-- GOAL --
Scan the data. Collect each line that contains the word "withdrawals".

(Data items)
|---|

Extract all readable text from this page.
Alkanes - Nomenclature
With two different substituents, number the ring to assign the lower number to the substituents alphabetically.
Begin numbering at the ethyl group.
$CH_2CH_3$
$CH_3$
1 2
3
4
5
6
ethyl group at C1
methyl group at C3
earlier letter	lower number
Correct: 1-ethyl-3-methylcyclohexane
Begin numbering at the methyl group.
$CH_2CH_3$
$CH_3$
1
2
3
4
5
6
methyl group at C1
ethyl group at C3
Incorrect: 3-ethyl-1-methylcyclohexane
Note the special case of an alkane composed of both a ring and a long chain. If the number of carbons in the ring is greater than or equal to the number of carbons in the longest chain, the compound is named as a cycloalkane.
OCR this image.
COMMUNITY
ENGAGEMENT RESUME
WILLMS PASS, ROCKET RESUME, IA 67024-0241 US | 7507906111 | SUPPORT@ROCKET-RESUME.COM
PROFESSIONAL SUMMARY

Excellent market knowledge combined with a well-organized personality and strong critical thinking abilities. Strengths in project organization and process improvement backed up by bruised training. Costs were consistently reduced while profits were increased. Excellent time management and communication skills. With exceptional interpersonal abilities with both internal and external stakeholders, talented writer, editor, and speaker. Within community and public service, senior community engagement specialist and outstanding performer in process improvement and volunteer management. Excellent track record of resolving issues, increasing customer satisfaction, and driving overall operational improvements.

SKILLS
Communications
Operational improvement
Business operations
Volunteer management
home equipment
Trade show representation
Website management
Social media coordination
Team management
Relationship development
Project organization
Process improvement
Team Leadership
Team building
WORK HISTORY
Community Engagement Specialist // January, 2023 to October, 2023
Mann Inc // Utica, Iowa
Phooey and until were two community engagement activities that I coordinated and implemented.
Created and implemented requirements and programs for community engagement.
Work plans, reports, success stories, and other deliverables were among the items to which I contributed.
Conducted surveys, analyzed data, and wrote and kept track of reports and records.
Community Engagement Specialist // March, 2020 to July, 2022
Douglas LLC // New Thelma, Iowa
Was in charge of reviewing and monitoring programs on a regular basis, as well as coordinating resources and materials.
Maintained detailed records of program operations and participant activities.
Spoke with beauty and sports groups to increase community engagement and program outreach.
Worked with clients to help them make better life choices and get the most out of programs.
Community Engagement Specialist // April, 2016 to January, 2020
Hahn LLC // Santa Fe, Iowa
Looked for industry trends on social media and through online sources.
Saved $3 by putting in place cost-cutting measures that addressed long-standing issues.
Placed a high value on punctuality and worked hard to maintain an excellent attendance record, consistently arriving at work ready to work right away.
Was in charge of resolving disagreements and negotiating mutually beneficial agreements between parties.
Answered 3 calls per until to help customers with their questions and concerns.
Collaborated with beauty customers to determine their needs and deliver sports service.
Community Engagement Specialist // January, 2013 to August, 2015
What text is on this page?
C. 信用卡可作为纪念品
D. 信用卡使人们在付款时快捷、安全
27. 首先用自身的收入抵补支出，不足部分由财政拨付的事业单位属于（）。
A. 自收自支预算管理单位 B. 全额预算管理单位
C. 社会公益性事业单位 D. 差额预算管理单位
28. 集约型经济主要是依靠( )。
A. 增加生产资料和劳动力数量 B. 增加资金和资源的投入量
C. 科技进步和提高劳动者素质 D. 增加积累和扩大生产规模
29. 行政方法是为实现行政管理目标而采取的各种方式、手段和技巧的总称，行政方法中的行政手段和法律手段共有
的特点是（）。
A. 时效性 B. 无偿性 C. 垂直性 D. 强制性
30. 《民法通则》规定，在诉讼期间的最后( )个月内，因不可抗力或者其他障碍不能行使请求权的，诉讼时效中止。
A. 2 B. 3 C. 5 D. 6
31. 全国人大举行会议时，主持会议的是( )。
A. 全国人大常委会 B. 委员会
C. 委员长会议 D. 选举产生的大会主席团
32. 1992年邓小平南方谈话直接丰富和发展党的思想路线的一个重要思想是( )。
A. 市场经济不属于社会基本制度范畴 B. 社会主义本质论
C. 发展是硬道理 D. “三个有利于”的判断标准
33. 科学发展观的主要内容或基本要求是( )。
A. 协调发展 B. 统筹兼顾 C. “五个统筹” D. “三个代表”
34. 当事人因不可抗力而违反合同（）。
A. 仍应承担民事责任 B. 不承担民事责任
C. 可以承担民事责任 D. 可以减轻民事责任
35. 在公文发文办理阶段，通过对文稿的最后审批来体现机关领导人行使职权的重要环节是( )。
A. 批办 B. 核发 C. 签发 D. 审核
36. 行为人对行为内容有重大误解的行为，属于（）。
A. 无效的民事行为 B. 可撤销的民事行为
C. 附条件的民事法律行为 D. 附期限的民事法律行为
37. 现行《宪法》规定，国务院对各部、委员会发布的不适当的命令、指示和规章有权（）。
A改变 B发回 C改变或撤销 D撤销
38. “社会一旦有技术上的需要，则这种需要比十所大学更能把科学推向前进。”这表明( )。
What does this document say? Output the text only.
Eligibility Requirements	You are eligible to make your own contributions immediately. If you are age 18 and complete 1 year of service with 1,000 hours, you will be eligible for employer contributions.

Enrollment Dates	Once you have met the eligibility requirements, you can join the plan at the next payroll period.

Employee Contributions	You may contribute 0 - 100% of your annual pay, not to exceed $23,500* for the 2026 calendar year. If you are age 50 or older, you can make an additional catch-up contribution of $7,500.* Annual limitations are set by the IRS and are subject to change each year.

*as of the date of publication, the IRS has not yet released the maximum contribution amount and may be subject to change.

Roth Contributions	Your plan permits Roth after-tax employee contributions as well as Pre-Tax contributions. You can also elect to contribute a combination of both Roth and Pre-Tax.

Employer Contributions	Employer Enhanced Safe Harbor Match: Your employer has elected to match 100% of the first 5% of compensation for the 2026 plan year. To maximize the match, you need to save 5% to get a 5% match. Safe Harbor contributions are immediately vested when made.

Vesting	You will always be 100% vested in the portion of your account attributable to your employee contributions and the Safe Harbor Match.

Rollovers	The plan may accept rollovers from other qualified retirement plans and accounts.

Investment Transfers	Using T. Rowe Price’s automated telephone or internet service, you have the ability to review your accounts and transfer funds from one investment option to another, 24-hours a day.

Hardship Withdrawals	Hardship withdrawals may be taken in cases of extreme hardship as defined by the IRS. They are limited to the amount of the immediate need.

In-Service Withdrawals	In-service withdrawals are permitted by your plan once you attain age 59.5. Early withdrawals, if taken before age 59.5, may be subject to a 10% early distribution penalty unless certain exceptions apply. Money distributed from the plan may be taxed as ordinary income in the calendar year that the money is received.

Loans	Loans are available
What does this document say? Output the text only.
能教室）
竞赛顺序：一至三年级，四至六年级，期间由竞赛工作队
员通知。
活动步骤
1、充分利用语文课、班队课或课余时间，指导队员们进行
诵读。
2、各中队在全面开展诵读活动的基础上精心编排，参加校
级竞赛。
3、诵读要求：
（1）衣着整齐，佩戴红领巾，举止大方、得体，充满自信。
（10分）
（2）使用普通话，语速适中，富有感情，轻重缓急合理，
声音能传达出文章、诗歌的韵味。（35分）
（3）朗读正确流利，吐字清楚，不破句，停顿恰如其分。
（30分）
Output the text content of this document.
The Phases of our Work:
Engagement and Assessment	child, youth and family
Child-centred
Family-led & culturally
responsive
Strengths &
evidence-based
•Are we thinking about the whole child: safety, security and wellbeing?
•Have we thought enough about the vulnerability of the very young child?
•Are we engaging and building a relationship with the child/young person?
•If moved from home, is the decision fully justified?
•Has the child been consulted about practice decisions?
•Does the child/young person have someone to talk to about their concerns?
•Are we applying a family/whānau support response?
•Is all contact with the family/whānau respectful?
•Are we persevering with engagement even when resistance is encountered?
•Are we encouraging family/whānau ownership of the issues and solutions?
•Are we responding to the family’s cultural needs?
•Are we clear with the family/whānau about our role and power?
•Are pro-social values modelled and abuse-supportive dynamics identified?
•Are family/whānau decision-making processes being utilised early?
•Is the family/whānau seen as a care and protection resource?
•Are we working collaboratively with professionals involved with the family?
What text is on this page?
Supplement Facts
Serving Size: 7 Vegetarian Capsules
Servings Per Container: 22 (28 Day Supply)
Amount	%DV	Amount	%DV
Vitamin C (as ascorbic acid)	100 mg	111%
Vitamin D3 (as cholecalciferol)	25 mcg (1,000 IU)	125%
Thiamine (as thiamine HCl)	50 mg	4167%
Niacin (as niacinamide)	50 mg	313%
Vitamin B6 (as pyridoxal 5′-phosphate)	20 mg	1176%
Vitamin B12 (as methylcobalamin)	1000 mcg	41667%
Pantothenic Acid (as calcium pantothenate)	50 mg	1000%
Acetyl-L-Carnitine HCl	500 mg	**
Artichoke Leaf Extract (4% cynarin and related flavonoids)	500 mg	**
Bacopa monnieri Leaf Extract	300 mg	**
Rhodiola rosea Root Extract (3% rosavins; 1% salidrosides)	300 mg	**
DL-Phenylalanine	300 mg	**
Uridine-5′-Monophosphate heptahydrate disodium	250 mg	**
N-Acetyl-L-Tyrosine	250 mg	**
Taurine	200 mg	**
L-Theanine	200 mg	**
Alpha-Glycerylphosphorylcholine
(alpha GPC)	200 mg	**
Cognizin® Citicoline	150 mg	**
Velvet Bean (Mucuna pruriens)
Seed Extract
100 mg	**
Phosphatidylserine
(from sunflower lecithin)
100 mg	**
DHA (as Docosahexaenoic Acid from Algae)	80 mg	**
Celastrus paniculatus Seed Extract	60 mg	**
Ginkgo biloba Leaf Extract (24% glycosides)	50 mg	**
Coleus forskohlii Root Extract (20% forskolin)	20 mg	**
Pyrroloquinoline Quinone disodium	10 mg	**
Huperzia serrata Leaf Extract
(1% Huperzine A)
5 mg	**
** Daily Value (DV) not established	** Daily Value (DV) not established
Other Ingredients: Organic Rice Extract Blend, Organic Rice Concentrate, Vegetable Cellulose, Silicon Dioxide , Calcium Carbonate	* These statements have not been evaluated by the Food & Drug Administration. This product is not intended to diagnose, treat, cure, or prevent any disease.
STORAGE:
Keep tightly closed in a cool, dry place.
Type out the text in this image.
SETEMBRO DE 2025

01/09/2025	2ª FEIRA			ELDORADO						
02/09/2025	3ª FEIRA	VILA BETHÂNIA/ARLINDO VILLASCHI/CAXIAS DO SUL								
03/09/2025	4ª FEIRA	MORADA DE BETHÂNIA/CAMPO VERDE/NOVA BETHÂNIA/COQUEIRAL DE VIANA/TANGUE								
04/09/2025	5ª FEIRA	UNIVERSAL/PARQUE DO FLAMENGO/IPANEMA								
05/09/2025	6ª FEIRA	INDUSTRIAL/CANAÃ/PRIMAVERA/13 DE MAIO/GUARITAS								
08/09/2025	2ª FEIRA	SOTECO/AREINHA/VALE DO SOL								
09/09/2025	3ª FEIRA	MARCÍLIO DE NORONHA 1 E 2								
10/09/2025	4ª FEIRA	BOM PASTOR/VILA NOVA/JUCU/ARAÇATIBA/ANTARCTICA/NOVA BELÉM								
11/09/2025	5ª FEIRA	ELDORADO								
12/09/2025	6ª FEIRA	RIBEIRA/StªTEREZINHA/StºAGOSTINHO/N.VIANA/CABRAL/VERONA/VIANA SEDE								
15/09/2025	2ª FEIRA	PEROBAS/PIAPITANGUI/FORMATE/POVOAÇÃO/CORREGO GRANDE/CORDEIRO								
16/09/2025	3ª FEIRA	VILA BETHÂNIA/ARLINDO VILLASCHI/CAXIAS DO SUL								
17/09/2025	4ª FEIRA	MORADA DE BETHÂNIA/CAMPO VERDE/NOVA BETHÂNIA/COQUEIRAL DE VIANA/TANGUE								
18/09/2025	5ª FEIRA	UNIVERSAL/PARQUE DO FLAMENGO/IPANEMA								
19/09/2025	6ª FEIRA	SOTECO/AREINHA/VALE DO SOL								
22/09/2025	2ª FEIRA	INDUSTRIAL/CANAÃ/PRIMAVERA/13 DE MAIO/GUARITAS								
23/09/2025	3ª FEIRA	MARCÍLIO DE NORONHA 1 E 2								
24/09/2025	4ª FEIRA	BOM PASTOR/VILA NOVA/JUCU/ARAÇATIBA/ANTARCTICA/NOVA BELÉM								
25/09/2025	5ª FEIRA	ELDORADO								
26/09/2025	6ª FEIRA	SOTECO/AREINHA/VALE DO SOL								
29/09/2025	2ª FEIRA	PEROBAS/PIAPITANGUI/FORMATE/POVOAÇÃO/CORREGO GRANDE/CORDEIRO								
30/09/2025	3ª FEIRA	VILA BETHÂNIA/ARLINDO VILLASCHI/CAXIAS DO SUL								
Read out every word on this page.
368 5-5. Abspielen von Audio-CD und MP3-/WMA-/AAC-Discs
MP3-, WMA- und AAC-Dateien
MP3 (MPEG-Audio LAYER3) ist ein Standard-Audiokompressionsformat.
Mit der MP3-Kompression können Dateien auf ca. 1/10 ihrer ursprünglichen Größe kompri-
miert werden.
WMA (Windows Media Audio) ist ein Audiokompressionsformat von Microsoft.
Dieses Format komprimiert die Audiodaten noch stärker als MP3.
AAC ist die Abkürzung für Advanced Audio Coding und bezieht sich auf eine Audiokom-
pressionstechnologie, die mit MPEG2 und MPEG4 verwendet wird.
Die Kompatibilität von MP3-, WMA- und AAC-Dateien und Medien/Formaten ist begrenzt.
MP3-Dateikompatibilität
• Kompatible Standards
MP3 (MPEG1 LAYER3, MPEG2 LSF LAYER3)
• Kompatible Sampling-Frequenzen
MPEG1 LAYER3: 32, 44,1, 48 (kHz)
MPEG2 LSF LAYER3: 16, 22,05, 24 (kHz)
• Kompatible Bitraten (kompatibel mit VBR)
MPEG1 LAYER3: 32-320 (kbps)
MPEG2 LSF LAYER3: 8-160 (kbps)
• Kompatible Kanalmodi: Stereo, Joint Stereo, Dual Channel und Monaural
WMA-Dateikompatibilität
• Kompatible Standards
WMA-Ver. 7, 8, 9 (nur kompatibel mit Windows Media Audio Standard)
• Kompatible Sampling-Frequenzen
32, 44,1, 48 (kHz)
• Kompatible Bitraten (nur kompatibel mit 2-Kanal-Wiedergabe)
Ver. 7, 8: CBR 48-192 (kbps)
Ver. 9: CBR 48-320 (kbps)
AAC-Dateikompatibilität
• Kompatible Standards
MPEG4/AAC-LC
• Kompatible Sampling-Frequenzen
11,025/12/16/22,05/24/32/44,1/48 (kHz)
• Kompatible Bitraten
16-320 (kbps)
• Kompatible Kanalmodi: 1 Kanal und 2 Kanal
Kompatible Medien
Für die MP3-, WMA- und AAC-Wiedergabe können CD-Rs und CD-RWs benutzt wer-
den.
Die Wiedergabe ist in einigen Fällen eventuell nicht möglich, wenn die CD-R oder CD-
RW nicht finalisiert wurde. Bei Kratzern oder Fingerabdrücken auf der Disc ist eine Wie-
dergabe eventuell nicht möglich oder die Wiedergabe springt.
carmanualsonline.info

|---|

-- SOLVED PROBLEM --
Hardship Withdrawals	Hardship withdrawals may be taken in cases of extreme hardship as defined by the IRS. They are limited to the amount of the immediate need.
In-Service Withdrawals	In-service withdrawals are permitted by your plan once you attain age 59.5. Early withdrawals, if taken before age 59.5, may be subject to a 10% early distribution penalty unless certain exceptions apply. Money distributed from the plan may be taxed as ordinary income in the calendar year that the money is received.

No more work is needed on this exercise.